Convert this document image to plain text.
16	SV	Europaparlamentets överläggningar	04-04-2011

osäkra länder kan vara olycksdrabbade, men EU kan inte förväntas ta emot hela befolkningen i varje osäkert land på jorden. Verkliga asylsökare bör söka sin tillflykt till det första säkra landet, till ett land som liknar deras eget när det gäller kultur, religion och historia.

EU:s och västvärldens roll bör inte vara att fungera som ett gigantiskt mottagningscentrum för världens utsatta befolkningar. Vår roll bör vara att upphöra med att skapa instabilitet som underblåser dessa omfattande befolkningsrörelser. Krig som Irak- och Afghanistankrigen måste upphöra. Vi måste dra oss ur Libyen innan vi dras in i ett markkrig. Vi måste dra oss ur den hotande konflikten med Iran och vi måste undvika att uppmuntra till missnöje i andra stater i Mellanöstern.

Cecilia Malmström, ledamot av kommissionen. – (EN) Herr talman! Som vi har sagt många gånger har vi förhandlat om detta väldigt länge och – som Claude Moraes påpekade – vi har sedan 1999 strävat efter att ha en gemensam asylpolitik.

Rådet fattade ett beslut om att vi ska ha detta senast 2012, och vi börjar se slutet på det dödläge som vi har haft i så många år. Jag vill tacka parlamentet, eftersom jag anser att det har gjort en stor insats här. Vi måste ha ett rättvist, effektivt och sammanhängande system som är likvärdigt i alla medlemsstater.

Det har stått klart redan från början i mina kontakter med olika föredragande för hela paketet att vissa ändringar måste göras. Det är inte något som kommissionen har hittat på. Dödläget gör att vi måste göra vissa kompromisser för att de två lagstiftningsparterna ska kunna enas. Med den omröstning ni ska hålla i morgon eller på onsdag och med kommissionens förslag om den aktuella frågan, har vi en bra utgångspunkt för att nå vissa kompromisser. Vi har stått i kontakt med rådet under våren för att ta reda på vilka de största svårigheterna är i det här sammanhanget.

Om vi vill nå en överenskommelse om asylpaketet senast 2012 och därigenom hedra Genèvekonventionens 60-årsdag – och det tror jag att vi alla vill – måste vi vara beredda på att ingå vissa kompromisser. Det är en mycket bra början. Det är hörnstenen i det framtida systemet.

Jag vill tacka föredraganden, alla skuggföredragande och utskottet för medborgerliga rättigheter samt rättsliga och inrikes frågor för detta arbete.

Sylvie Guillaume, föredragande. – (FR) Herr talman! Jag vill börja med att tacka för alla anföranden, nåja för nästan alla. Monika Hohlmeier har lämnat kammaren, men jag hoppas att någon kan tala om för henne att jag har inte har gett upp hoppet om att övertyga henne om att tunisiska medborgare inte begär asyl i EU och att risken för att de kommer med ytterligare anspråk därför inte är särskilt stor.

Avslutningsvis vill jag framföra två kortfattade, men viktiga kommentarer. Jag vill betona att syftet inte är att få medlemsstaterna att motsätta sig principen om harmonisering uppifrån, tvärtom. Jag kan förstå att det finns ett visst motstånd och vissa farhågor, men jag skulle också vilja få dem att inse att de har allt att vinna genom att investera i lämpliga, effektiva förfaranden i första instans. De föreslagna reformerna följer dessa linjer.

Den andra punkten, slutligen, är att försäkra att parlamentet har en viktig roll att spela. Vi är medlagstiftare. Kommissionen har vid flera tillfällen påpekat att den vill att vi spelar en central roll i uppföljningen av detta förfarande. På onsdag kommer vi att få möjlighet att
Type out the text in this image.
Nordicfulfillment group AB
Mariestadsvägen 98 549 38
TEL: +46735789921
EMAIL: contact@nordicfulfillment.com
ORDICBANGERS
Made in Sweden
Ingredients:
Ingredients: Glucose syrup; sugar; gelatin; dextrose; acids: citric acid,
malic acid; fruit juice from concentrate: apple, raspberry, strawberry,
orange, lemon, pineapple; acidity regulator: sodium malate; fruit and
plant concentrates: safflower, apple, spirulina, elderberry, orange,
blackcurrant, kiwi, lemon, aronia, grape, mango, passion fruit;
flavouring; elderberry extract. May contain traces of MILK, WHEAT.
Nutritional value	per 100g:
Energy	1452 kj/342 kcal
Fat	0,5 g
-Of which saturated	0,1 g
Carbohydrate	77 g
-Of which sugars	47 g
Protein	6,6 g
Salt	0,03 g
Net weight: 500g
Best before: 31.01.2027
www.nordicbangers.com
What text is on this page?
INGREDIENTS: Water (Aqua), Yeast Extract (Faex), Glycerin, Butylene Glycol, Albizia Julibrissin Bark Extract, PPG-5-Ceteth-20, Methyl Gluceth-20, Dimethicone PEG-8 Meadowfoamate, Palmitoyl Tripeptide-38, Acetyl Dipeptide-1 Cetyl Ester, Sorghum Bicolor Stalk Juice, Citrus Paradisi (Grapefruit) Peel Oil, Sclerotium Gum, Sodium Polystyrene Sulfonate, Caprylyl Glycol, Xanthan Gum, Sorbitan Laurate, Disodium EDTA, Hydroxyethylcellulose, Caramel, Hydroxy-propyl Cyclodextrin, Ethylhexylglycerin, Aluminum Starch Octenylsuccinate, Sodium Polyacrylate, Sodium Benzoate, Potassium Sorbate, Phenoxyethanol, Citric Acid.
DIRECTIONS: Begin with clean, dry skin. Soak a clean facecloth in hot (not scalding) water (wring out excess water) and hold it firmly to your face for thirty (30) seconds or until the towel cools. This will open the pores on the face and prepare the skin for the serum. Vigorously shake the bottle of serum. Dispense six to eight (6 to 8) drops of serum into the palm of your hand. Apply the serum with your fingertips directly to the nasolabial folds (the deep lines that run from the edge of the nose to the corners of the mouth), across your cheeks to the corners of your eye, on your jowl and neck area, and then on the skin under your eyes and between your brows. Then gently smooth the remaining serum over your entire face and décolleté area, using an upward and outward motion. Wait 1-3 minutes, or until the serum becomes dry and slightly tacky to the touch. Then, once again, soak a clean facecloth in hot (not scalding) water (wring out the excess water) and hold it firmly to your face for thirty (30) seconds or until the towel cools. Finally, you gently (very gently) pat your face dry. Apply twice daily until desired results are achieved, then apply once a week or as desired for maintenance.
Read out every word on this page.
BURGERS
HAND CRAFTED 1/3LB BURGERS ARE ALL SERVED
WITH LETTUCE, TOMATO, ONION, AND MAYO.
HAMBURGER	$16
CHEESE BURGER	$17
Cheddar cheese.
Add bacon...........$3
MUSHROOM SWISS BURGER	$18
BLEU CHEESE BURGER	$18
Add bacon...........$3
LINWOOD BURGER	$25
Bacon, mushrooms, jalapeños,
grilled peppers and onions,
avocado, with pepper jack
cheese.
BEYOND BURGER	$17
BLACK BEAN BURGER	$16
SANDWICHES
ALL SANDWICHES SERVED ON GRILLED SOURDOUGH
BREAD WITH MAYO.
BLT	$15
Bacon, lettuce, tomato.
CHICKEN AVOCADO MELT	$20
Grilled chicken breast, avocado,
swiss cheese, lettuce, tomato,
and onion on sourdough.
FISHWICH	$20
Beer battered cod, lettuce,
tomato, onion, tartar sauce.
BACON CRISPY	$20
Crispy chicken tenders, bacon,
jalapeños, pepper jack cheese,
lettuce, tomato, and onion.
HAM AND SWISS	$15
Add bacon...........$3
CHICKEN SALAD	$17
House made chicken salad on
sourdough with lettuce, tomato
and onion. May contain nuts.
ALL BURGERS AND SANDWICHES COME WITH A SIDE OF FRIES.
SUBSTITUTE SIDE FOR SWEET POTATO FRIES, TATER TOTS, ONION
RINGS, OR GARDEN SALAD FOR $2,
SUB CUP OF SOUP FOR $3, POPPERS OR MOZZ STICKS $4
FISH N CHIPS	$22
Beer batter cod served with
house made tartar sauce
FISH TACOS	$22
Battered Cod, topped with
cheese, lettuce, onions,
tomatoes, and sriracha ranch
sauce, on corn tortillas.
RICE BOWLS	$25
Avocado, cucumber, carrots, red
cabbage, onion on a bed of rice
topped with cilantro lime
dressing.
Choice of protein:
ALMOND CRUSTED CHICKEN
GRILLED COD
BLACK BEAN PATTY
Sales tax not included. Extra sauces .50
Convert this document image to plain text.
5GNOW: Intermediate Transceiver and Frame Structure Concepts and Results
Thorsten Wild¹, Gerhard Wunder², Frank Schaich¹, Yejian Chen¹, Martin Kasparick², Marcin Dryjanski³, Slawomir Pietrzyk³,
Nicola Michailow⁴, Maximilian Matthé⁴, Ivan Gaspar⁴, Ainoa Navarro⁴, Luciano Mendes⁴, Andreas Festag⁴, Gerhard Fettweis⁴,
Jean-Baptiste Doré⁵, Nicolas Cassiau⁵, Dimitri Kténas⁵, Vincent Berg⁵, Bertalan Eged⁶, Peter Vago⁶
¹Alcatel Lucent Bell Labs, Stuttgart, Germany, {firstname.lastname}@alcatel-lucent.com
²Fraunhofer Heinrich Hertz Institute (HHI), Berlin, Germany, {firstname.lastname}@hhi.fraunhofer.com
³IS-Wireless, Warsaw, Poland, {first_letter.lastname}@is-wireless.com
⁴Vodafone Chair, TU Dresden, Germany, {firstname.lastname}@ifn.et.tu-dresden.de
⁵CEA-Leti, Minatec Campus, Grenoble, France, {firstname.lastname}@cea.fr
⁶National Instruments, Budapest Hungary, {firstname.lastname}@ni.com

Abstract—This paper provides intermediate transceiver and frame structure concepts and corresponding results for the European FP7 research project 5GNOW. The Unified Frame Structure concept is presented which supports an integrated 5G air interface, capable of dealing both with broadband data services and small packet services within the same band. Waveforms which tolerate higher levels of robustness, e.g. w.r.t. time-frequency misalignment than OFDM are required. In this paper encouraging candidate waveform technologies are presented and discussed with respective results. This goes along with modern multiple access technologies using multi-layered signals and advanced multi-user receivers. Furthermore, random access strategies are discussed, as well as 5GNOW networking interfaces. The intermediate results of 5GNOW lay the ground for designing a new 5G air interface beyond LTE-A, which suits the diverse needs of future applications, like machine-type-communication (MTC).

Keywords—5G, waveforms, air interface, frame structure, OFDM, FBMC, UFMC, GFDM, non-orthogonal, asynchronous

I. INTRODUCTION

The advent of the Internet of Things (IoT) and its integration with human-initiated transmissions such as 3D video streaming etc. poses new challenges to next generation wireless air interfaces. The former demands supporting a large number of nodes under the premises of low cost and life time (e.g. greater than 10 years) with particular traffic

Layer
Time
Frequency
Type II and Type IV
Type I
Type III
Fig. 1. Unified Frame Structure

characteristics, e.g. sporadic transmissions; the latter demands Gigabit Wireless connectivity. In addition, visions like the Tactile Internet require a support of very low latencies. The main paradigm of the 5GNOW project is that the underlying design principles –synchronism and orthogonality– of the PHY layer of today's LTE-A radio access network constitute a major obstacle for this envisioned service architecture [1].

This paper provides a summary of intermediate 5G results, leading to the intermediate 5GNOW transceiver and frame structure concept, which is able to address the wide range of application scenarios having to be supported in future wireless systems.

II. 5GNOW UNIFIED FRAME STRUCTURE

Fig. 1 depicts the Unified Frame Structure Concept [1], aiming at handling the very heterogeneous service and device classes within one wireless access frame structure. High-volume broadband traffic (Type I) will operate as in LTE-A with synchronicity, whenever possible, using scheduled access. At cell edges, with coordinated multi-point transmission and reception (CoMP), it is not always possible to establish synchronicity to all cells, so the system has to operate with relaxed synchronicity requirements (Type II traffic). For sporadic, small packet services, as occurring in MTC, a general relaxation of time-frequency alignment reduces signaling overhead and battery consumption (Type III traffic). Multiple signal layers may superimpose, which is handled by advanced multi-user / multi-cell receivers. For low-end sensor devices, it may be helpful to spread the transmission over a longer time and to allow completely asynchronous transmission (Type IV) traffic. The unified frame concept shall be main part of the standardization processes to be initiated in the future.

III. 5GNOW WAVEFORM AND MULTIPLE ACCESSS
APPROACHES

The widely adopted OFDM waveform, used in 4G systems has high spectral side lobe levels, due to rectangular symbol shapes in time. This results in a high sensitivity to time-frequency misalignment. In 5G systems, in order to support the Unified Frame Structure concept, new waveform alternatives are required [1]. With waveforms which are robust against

Problem to solve:
Copy every line where the word "jalapeños" is present in the entries above.

Task output:
Bacon, mushrooms, jalapeños,
jalapeños, pepper jack cheese,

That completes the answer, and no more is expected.